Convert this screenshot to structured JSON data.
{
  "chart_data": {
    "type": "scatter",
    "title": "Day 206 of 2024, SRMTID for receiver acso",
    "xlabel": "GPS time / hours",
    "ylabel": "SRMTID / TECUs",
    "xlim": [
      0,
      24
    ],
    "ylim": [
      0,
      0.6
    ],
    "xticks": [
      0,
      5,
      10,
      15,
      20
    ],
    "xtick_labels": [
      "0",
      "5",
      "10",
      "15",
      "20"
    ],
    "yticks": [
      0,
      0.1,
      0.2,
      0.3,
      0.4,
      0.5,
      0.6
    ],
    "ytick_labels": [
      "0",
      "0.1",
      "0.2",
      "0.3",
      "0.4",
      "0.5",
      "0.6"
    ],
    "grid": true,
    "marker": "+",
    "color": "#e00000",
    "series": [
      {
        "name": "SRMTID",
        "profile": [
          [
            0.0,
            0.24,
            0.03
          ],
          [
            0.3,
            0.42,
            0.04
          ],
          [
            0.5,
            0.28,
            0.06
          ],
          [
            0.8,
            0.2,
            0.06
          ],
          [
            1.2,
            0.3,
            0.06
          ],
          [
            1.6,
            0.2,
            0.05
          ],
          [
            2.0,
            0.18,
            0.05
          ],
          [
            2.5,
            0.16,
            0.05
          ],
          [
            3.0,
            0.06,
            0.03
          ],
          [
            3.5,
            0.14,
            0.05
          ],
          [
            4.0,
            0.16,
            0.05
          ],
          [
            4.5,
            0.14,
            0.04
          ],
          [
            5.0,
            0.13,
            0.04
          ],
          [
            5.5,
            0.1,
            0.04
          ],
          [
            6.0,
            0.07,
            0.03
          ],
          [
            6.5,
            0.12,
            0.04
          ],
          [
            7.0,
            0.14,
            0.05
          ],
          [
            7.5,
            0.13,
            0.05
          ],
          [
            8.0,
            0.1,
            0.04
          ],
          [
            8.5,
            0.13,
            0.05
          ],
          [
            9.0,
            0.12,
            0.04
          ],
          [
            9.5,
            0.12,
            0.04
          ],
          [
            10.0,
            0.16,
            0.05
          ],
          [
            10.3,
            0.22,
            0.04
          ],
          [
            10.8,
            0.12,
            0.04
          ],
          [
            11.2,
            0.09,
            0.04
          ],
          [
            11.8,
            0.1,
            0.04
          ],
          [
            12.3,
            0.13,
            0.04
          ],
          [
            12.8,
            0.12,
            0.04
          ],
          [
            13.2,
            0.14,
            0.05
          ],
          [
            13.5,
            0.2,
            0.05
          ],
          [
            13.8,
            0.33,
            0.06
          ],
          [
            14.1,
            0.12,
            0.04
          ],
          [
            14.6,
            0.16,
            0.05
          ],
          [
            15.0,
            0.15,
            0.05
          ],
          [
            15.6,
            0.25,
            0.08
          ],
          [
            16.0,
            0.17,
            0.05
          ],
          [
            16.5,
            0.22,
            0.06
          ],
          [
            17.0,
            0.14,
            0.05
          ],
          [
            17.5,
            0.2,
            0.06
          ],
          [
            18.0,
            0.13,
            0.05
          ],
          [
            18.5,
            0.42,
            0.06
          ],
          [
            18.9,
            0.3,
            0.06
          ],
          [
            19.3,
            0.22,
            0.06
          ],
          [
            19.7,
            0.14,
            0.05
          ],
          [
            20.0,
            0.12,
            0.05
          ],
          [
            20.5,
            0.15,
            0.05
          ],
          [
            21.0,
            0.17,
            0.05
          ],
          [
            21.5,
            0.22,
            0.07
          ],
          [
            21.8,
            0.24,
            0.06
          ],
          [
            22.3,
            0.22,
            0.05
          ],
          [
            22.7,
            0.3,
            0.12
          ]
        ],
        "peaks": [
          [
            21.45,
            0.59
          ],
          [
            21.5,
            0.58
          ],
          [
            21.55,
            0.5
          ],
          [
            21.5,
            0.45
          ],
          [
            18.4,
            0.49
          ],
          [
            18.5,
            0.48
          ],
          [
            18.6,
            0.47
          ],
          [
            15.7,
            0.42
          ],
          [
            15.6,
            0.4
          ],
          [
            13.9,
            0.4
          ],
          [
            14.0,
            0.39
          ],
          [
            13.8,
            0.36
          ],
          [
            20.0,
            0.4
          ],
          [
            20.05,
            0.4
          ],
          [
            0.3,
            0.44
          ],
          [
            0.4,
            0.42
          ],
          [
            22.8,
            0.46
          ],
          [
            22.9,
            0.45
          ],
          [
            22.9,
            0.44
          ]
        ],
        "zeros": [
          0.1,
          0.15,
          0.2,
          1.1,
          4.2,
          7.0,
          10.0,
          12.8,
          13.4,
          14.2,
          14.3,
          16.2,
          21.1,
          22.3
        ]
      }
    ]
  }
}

━━━━━━━━━━━━━━━━━━━━

Retype the listing. Match it exactly.

Convert this screenshot to structured JSON data.
{
  "chart_data": {
    "type": "scatter",
    "title": "Day 206 of 2024, SRMTID for receiver acso",
    "xlabel": "GPS time / hours",
    "ylabel": "SRMTID / TECUs",
    "xlim": [
      0,
      24
    ],
    "ylim": [
      0,
      0.6
    ],
    "xticks": [
      0,
      5,
      10,
      15,
      20
    ],
    "xtick_labels": [
      "0",
      "5",
      "10",
      "15",
      "20"
    ],
    "yticks": [
      0,
      0.1,
      0.2,
      0.3,
      0.4,
      0.5,
      0.6
    ],
    "ytick_labels": [
      "0",
      "0.1",
      "0.2",
      "0.3",
      "0.4",
      "0.5",
      "0.6"
    ],
    "grid": true,
    "marker": "+",
    "color": "#e00000",
    "series": [
      {
        "name": "SRMTID",
        "profile": [
          [
            0.0,
            0.24,
            0.03
          ],
          [
            0.3,
            0.42,
            0.04
          ],
          [
            0.5,
            0.28,
            0.06
          ],
          [
            0.8,
            0.2,
            0.06
          ],
          [
            1.2,
            0.3,
            0.06
          ],
          [
            1.6,
            0.2,
            0.05
          ],
          [
            2.0,
            0.18,
            0.05
          ],
          [
            2.5,
            0.16,
            0.05
          ],
          [
            3.0,
            0.06,
            0.03
          ],
          [
            3.5,
            0.14,
            0.05
          ],
          [
            4.0,
            0.16,
            0.05
          ],
          [
            4.5,
            0.14,
            0.04
          ],
          [
            5.0,
            0.13,
            0.04
          ],
          [
            5.5,
            0.1,
            0.04
          ],
          [
            6.0,
            0.07,
            0.03
          ],
          [
            6.5,
            0.12,
            0.04
          ],
          [
            7.0,
            0.14,
            0.05
          ],
          [
            7.5,
            0.13,
            0.05
          ],
          [
            8.0,
            0.1,
            0.04
          ],
          [
            8.5,
            0.13,
            0.05
          ],
          [
            9.0,
            0.12,
            0.04
          ],
          [
            9.5,
            0.12,
            0.04
          ],
          [
            10.0,
            0.16,
            0.05
          ],
          [
            10.3,
            0.22,
            0.04
          ],
          [
            10.8,
            0.12,
            0.04
          ],
          [
            11.2,
            0.09,
            0.04
          ],
          [
            11.8,
            0.1,
            0.04
          ],
          [
            12.3,
            0.13,
            0.04
          ],
          [
            12.8,
            0.12,
            0.04
          ],
          [
            13.2,
            0.14,
            0.05
          ],
          [
            13.5,
            0.2,
            0.05
          ],
          [
            13.8,
            0.33,
            0.06
          ],
          [
            14.1,
            0.12,
            0.04
          ],
          [
            14.6,
            0.16,
            0.05
          ],
          [
            15.0,
            0.15,
            0.05
          ],
          [
            15.6,
            0.25,
            0.08
          ],
          [
            16.0,
            0.17,
            0.05
          ],
          [
            16.5,
            0.22,
            0.06
          ],
          [
            17.0,
            0.14,
            0.05
          ],
          [
            17.5,
            0.2,
            0.06
          ],
          [
            18.0,
            0.13,
            0.05
          ],
          [
            18.5,
            0.42,
            0.06
          ],
          [
            18.9,
            0.3,
            0.06
          ],
          [
            19.3,
            0.22,
            0.06
          ],
          [
            19.7,
            0.14,
            0.05
          ],
          [
            20.0,
            0.12,
            0.05
          ],
          [
            20.5,
            0.15,
            0.05
          ],
          [
            21.0,
            0.17,
            0.05
          ],
          [
            21.5,
            0.22,
            0.07
          ],
          [
            21.8,
            0.24,
            0.06
          ],
          [
            22.3,
            0.22,
            0.05
          ],
          [
            22.7,
            0.3,
            0.12
          ]
        ],
        "peaks": [
          [
            21.45,
            0.59
          ],
          [
            21.5,
            0.58
          ],
          [
            21.55,
            0.5
          ],
          [
            21.5,
            0.45
          ],
          [
            18.4,
            0.49
          ],
          [
            18.5,
            0.48
          ],
          [
            18.6,
            0.47
          ],
          [
            15.7,
            0.42
          ],
          [
            15.6,
            0.4
          ],
          [
            13.9,
            0.4
          ],
          [
            14.0,
            0.39
          ],
          [
            13.8,
            0.36
          ],
          [
            20.0,
            0.4
          ],
          [
            20.05,
            0.4
          ],
          [
            0.3,
            0.44
          ],
          [
            0.4,
            0.42
          ],
          [
            22.8,
            0.46
          ],
          [
            22.9,
            0.45
          ],
          [
            22.9,
            0.44
          ]
        ],
        "zeros": [
          0.1,
          0.15,
          0.2,
          1.1,
          4.2,
          7.0,
          10.0,
          12.8,
          13.4,
          14.2,
          14.3,
          16.2,
          21.1,
          22.3
        ]
      }
    ]
  }
}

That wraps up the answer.